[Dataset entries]
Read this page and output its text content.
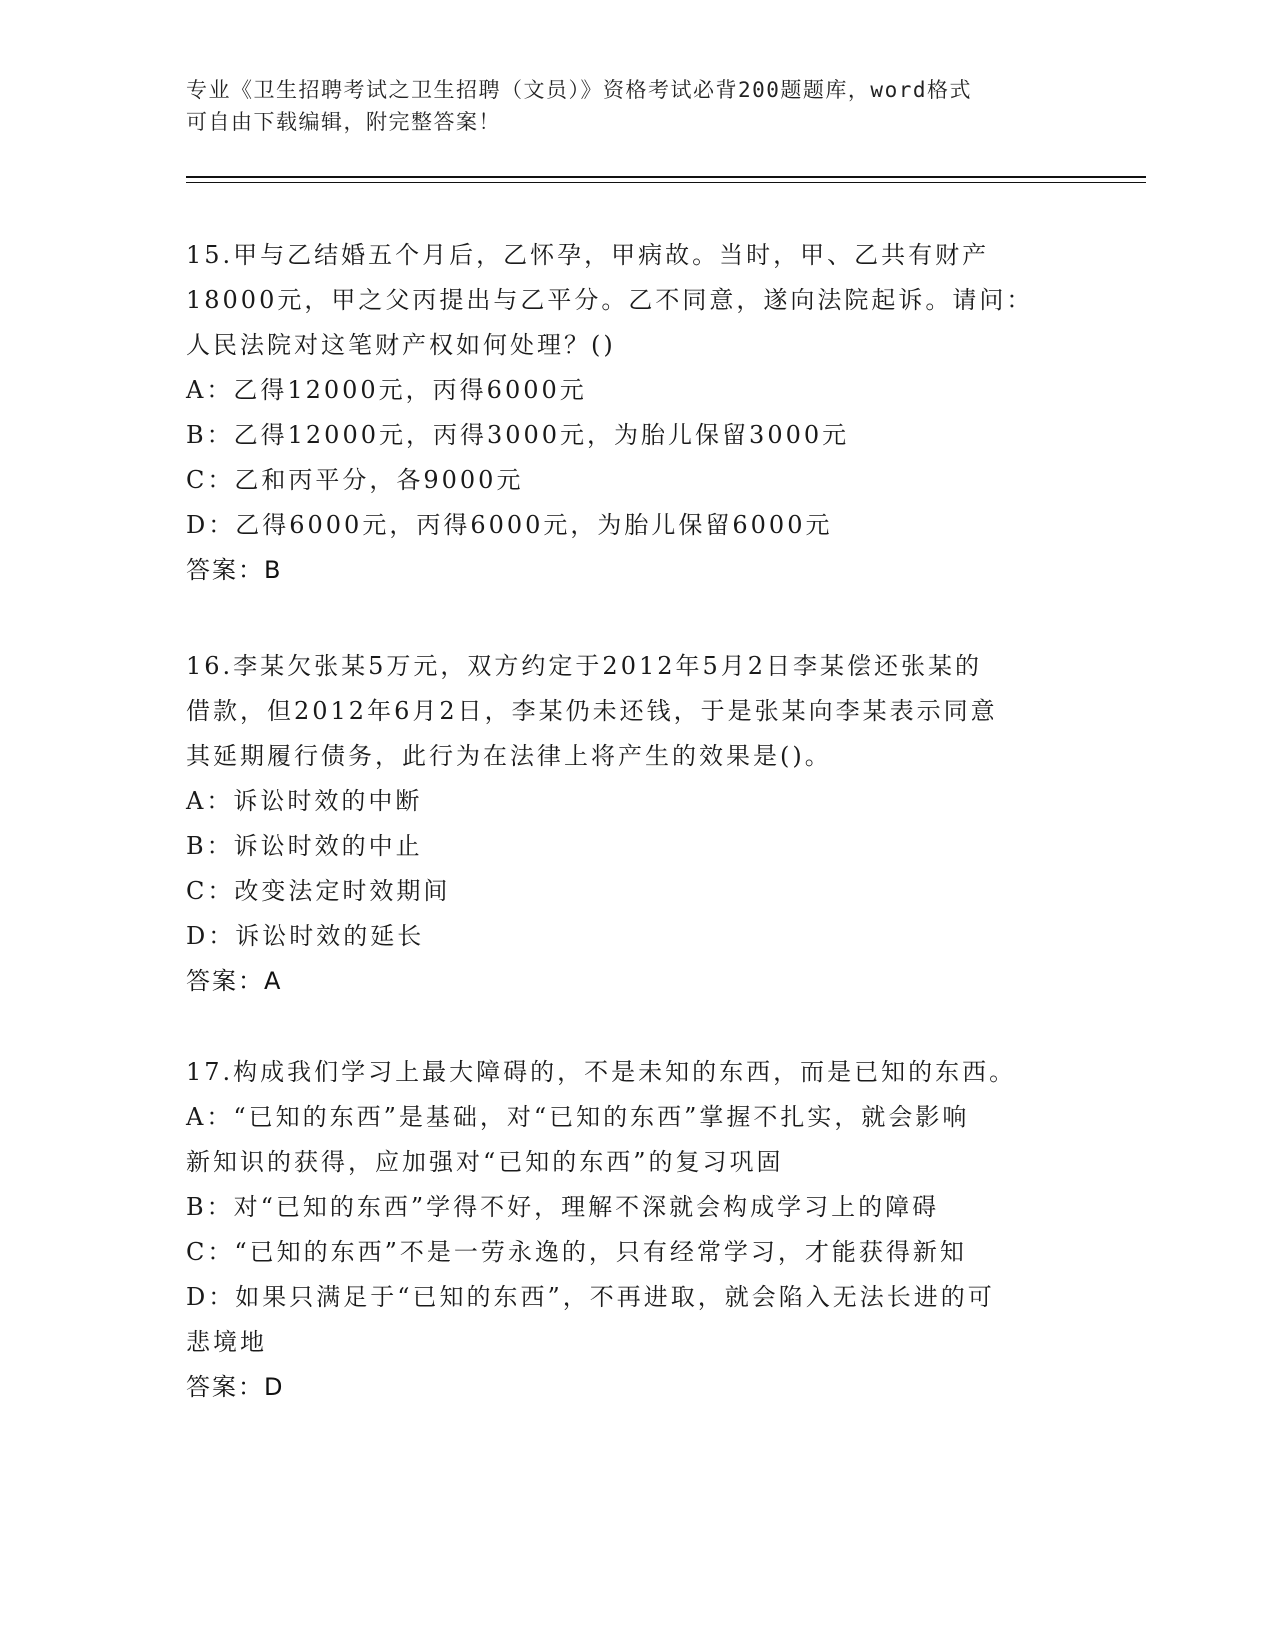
专业《卫生招聘考试之卫生招聘（文员）》资格考试必背200题题库，word格式
可自由下载编辑，附完整答案！
15.甲与乙结婚五个月后，乙怀孕，甲病故。当时，甲、乙共有财产
18000元，甲之父丙提出与乙平分。乙不同意，遂向法院起诉。请问：
人民法院对这笔财产权如何处理？()
A：乙得12000元，丙得6000元
B：乙得12000元，丙得3000元，为胎儿保留3000元
C：乙和丙平分，各9000元
D：乙得6000元，丙得6000元，为胎儿保留6000元
答案：B
16.李某欠张某5万元，双方约定于2012年5月2日李某偿还张某的
借款，但2012年6月2日，李某仍未还钱，于是张某向李某表示同意
其延期履行债务，此行为在法律上将产生的效果是()。
A：诉讼时效的中断
B：诉讼时效的中止
C：改变法定时效期间
D：诉讼时效的延长
答案：A
17.构成我们学习上最大障碍的，不是未知的东西，而是已知的东西。
A：“已知的东西”是基础，对“已知的东西”掌握不扎实，就会影响
新知识的获得，应加强对“已知的东西”的复习巩固
B：对“已知的东西”学得不好，理解不深就会构成学习上的障碍
C：“已知的东西”不是一劳永逸的，只有经常学习，才能获得新知
D：如果只满足于“已知的东西”，不再进取，就会陷入无法长进的可
悲境地
答案：D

# WHAT IS ASKED
Repeat the listing verbatim. Skip the pictures.

# RESULT
Read this page and output its text content.
专业《卫生招聘考试之卫生招聘（文员）》资格考试必背200题题库，word格式
可自由下载编辑，附完整答案！
15.甲与乙结婚五个月后，乙怀孕，甲病故。当时，甲、乙共有财产
18000元，甲之父丙提出与乙平分。乙不同意，遂向法院起诉。请问：
人民法院对这笔财产权如何处理？()
A：乙得12000元，丙得6000元
B：乙得12000元，丙得3000元，为胎儿保留3000元
C：乙和丙平分，各9000元
D：乙得6000元，丙得6000元，为胎儿保留6000元
答案：B
16.李某欠张某5万元，双方约定于2012年5月2日李某偿还张某的
借款，但2012年6月2日，李某仍未还钱，于是张某向李某表示同意
其延期履行债务，此行为在法律上将产生的效果是()。
A：诉讼时效的中断
B：诉讼时效的中止
C：改变法定时效期间
D：诉讼时效的延长
答案：A
17.构成我们学习上最大障碍的，不是未知的东西，而是已知的东西。
A：“已知的东西”是基础，对“已知的东西”掌握不扎实，就会影响
新知识的获得，应加强对“已知的东西”的复习巩固
B：对“已知的东西”学得不好，理解不深就会构成学习上的障碍
C：“已知的东西”不是一劳永逸的，只有经常学习，才能获得新知
D：如果只满足于“已知的东西”，不再进取，就会陷入无法长进的可
悲境地
答案：D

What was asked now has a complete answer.